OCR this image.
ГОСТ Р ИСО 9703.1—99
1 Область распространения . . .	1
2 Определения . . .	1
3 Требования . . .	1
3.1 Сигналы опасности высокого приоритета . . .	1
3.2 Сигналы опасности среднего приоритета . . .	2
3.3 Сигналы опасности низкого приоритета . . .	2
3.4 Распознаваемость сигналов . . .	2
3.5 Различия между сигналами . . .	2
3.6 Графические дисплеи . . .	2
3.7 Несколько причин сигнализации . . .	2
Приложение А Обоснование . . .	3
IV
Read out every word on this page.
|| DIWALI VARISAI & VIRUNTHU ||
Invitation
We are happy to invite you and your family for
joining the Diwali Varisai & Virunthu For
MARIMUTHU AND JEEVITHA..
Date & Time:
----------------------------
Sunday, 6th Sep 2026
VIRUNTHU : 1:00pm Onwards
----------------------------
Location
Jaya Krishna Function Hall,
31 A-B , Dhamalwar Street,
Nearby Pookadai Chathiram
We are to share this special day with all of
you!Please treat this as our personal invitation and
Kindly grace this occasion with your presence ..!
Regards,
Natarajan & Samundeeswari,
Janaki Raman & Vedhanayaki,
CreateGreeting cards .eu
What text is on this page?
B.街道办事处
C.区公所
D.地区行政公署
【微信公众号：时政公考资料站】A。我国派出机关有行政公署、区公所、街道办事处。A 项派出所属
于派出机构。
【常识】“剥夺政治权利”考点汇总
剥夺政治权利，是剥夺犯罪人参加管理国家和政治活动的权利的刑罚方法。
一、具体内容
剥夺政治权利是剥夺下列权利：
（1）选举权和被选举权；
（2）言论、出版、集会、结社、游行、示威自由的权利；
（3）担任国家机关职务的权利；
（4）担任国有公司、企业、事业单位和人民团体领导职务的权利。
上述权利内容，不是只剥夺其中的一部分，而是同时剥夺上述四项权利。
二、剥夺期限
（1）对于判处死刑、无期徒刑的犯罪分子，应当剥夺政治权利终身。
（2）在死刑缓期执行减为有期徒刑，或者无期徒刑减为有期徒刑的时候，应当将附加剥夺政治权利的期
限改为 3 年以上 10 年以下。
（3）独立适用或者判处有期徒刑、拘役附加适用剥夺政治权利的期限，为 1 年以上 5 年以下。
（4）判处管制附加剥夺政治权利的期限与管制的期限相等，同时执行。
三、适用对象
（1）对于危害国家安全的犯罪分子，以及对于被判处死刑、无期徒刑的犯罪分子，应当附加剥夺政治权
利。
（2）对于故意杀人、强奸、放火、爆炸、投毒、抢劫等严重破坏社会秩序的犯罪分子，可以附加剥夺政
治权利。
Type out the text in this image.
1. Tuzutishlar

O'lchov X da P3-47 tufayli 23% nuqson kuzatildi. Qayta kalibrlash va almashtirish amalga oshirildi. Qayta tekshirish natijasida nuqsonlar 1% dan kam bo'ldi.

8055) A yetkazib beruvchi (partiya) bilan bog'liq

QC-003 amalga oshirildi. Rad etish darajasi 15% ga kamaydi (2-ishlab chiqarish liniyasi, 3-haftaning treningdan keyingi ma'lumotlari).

→ What you should do:
Take each line of the material that contains the word "with" and list it.

→ Output of the exercise:
We are to share this special day with all of
Kindly grace this occasion with your presence ..!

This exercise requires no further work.